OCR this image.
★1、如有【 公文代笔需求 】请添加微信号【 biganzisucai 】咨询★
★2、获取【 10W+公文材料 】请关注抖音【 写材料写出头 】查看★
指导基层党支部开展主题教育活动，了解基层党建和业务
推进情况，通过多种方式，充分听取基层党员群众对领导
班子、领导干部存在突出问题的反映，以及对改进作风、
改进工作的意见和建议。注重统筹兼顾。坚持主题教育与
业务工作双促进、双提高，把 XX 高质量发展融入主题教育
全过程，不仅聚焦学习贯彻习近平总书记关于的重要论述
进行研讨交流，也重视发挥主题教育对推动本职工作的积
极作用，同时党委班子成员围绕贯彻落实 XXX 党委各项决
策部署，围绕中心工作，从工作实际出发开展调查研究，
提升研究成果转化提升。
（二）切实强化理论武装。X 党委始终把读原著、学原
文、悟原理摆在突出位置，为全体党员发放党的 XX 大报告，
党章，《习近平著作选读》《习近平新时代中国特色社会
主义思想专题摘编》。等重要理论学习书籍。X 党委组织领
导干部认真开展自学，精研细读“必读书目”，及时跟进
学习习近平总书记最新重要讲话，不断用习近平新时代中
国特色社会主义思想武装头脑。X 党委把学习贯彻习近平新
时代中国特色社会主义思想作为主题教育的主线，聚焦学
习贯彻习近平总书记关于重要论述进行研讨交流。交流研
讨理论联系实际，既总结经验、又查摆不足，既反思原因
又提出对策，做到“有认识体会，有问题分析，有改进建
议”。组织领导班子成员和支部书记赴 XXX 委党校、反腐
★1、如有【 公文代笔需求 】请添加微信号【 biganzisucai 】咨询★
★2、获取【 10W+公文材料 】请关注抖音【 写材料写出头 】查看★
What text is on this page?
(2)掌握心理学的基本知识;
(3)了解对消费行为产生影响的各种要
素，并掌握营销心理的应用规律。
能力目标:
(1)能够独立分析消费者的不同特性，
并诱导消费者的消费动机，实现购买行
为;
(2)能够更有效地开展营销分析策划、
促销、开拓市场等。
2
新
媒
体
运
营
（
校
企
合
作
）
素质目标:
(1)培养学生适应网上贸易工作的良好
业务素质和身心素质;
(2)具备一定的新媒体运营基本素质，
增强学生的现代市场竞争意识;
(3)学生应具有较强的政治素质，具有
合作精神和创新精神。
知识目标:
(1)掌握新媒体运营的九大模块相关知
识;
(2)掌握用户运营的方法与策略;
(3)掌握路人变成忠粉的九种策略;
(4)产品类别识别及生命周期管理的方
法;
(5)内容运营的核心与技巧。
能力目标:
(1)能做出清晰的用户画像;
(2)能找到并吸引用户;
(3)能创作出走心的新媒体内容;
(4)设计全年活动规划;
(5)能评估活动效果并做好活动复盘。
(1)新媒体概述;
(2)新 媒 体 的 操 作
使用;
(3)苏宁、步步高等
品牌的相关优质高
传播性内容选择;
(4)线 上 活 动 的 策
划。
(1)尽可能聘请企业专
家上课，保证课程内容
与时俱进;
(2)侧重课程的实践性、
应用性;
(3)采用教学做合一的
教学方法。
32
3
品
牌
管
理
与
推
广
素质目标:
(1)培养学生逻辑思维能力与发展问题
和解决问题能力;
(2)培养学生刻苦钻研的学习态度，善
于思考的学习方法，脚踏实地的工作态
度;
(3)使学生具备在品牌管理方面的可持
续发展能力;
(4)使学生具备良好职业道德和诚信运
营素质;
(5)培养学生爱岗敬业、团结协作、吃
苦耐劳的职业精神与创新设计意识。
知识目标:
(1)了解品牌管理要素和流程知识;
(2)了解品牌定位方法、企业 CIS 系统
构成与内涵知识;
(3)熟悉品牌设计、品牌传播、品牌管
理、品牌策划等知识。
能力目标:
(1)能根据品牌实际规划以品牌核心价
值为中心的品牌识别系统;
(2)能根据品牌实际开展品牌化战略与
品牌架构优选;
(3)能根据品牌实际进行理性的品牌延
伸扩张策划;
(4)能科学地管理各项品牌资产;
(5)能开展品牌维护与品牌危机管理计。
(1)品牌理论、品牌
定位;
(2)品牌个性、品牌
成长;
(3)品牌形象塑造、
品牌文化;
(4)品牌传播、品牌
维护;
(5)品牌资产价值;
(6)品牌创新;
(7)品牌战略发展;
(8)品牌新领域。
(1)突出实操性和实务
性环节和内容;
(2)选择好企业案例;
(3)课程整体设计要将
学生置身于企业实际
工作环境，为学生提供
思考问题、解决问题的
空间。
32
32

· · · · · · ·

Task objective:
Each record above must be given again exactly.

Exercise response:
OCR this image.
★1、如有【 公文代笔需求 】请添加微信号【 biganzisucai 】咨询★
★2、获取【 10W+公文材料 】请关注抖音【 写材料写出头 】查看★
指导基层党支部开展主题教育活动，了解基层党建和业务
推进情况，通过多种方式，充分听取基层党员群众对领导
班子、领导干部存在突出问题的反映，以及对改进作风、
改进工作的意见和建议。注重统筹兼顾。坚持主题教育与
业务工作双促进、双提高，把 XX 高质量发展融入主题教育
全过程，不仅聚焦学习贯彻习近平总书记关于的重要论述
进行研讨交流，也重视发挥主题教育对推动本职工作的积
极作用，同时党委班子成员围绕贯彻落实 XXX 党委各项决
策部署，围绕中心工作，从工作实际出发开展调查研究，
提升研究成果转化提升。
（二）切实强化理论武装。X 党委始终把读原著、学原
文、悟原理摆在突出位置，为全体党员发放党的 XX 大报告，
党章，《习近平著作选读》《习近平新时代中国特色社会
主义思想专题摘编》。等重要理论学习书籍。X 党委组织领
导干部认真开展自学，精研细读“必读书目”，及时跟进
学习习近平总书记最新重要讲话，不断用习近平新时代中
国特色社会主义思想武装头脑。X 党委把学习贯彻习近平新
时代中国特色社会主义思想作为主题教育的主线，聚焦学
习贯彻习近平总书记关于重要论述进行研讨交流。交流研
讨理论联系实际，既总结经验、又查摆不足，既反思原因
又提出对策，做到“有认识体会，有问题分析，有改进建
议”。组织领导班子成员和支部书记赴 XXX 委党校、反腐
★1、如有【 公文代笔需求 】请添加微信号【 biganzisucai 】咨询★
★2、获取【 10W+公文材料 】请关注抖音【 写材料写出头 】查看★
What text is on this page?
(2)掌握心理学的基本知识;
(3)了解对消费行为产生影响的各种要
素，并掌握营销心理的应用规律。
能力目标:
(1)能够独立分析消费者的不同特性，
并诱导消费者的消费动机，实现购买行
为;
(2)能够更有效地开展营销分析策划、
促销、开拓市场等。
2
新
媒
体
运
营
（
校
企
合
作
）
素质目标:
(1)培养学生适应网上贸易工作的良好
业务素质和身心素质;
(2)具备一定的新媒体运营基本素质，
增强学生的现代市场竞争意识;
(3)学生应具有较强的政治素质，具有
合作精神和创新精神。
知识目标:
(1)掌握新媒体运营的九大模块相关知
识;
(2)掌握用户运营的方法与策略;
(3)掌握路人变成忠粉的九种策略;
(4)产品类别识别及生命周期管理的方
法;
(5)内容运营的核心与技巧。
能力目标:
(1)能做出清晰的用户画像;
(2)能找到并吸引用户;
(3)能创作出走心的新媒体内容;
(4)设计全年活动规划;
(5)能评估活动效果并做好活动复盘。
(1)新媒体概述;
(2)新 媒 体 的 操 作
使用;
(3)苏宁、步步高等
品牌的相关优质高
传播性内容选择;
(4)线 上 活 动 的 策
划。
(1)尽可能聘请企业专
家上课，保证课程内容
与时俱进;
(2)侧重课程的实践性、
应用性;
(3)采用教学做合一的
教学方法。
32
3
品
牌
管
理
与
推
广
素质目标:
(1)培养学生逻辑思维能力与发展问题
和解决问题能力;
(2)培养学生刻苦钻研的学习态度，善
于思考的学习方法，脚踏实地的工作态
度;
(3)使学生具备在品牌管理方面的可持
续发展能力;
(4)使学生具备良好职业道德和诚信运
营素质;
(5)培养学生爱岗敬业、团结协作、吃
苦耐劳的职业精神与创新设计意识。
知识目标:
(1)了解品牌管理要素和流程知识;
(2)了解品牌定位方法、企业 CIS 系统
构成与内涵知识;
(3)熟悉品牌设计、品牌传播、品牌管
理、品牌策划等知识。
能力目标:
(1)能根据品牌实际规划以品牌核心价
值为中心的品牌识别系统;
(2)能根据品牌实际开展品牌化战略与
品牌架构优选;
(3)能根据品牌实际进行理性的品牌延
伸扩张策划;
(4)能科学地管理各项品牌资产;
(5)能开展品牌维护与品牌危机管理计。
(1)品牌理论、品牌
定位;
(2)品牌个性、品牌
成长;
(3)品牌形象塑造、
品牌文化;
(4)品牌传播、品牌
维护;
(5)品牌资产价值;
(6)品牌创新;
(7)品牌战略发展;
(8)品牌新领域。
(1)突出实操性和实务
性环节和内容;
(2)选择好企业案例;
(3)课程整体设计要将
学生置身于企业实际
工作环境，为学生提供
思考问题、解决问题的
空间。
32
32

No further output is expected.